____ Data shown

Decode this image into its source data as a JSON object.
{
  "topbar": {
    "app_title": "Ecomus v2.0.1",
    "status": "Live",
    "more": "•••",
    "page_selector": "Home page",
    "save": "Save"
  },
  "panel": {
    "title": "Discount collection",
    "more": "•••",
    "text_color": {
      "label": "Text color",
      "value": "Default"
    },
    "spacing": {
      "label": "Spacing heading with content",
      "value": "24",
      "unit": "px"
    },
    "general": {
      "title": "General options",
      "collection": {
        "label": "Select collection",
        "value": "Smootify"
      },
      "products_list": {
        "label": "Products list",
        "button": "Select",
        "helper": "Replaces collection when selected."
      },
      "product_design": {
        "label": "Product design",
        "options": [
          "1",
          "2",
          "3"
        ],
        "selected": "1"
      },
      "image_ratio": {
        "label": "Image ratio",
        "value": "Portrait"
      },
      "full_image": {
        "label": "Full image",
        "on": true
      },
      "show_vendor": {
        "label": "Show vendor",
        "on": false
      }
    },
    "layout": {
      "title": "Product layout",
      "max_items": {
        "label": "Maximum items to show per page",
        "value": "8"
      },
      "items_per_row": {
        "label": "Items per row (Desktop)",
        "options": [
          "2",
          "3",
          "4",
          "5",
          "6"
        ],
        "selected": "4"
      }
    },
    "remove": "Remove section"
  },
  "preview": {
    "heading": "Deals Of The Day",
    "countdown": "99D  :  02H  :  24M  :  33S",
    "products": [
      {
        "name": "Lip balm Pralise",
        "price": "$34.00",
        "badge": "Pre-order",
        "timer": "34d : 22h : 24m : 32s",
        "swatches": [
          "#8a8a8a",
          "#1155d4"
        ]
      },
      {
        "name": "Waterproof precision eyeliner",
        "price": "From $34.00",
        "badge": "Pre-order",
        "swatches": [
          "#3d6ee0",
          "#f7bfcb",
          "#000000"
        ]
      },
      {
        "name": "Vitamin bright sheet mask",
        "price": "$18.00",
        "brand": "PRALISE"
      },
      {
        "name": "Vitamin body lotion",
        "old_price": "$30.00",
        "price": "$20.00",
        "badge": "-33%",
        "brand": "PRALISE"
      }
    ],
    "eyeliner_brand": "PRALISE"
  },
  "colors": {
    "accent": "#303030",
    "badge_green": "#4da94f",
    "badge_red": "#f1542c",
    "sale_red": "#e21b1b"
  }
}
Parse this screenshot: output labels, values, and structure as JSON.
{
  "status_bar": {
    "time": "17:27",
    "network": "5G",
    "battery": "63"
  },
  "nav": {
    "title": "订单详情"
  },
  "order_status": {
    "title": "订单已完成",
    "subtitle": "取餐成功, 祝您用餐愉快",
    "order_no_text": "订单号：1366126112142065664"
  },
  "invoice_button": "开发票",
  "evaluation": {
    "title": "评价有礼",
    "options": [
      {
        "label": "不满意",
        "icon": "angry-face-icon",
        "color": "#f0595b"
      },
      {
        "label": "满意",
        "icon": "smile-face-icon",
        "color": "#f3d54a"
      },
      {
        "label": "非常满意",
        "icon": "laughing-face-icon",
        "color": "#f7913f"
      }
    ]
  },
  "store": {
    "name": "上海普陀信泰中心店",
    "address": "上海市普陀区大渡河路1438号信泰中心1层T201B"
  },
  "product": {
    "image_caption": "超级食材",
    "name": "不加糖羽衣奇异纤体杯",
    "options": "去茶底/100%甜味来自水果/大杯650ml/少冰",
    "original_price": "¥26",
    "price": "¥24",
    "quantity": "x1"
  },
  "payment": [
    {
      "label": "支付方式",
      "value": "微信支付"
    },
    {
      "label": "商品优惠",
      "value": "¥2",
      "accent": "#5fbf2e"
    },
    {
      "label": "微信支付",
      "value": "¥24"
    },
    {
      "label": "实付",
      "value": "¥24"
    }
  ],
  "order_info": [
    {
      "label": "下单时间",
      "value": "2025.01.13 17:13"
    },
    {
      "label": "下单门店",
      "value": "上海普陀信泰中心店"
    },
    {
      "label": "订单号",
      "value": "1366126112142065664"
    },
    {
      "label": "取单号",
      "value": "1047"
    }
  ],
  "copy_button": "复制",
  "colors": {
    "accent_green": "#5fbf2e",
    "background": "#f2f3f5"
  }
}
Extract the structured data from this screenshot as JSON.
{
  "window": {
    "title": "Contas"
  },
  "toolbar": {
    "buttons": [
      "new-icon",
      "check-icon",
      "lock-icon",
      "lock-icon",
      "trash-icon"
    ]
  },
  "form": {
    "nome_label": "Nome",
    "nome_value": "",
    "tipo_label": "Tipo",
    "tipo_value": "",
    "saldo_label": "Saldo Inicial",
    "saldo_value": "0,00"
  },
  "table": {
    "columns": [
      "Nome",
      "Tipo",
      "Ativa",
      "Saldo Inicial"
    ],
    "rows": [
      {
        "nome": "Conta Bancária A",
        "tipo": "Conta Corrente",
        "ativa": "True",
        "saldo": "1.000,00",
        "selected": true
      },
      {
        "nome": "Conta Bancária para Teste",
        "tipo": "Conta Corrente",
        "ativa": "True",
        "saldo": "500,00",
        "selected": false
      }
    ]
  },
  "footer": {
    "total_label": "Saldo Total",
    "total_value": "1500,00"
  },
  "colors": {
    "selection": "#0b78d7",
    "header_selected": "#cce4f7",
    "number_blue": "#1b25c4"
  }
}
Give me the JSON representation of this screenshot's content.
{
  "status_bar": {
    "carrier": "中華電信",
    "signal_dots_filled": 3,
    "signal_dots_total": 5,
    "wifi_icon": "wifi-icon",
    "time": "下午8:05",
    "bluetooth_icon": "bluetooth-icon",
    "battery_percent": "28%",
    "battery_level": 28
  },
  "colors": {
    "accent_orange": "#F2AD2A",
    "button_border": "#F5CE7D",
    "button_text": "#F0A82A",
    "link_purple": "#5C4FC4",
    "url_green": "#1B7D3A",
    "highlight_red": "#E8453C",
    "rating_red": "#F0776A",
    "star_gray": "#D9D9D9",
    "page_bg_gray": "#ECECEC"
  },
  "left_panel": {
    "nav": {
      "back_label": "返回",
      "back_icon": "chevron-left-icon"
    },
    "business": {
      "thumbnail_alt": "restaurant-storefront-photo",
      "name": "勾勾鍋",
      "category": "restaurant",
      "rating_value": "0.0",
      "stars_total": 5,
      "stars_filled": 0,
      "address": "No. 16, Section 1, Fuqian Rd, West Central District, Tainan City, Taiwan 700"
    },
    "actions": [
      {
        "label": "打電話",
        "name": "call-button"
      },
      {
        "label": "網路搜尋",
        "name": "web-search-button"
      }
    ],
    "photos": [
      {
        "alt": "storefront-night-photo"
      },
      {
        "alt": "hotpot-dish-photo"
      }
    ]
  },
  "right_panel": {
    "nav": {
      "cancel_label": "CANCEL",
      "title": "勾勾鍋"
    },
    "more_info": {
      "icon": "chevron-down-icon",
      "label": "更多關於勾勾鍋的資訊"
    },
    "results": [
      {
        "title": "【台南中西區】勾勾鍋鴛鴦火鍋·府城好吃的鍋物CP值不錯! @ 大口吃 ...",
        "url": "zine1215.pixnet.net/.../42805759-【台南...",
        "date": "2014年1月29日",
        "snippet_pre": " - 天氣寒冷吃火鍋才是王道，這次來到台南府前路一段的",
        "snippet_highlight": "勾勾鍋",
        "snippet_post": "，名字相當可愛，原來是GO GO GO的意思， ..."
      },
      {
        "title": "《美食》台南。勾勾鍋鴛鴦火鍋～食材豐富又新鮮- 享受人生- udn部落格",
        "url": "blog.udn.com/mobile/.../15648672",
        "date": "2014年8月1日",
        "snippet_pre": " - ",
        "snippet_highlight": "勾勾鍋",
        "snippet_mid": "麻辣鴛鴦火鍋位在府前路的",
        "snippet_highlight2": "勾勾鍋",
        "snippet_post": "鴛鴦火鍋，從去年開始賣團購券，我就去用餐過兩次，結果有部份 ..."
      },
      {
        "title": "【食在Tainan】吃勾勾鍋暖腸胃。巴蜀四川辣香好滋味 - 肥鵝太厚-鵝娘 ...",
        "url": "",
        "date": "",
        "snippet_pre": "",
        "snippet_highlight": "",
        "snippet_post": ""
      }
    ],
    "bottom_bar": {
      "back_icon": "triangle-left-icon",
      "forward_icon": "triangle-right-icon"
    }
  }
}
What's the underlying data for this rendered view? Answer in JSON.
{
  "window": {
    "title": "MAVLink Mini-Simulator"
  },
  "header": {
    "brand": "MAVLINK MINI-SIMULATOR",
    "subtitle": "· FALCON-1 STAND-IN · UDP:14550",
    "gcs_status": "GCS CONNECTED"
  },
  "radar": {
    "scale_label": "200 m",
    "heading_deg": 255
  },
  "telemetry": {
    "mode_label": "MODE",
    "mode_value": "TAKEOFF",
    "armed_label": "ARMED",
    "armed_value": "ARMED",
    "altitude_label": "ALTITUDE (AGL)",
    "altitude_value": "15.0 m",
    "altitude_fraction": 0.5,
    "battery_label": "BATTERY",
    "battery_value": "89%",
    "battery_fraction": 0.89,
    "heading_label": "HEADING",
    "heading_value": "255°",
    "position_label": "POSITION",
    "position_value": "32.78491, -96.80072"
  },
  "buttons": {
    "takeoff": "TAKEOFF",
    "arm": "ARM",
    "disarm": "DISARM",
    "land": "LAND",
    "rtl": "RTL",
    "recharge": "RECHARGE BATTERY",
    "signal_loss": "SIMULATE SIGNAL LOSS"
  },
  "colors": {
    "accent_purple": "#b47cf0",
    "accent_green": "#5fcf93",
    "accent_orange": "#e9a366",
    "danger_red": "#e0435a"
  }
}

________

Find the word "this" in the records and pull out each line that has it.

Decode this image into its source data as a JSON object.
Parse this screenshot: output labels, values, and structure as JSON.
Extract the structured data from this screenshot as JSON.
Give me the JSON representation of this screenshot's content.
What's the underlying data for this rendered view? Answer in JSON.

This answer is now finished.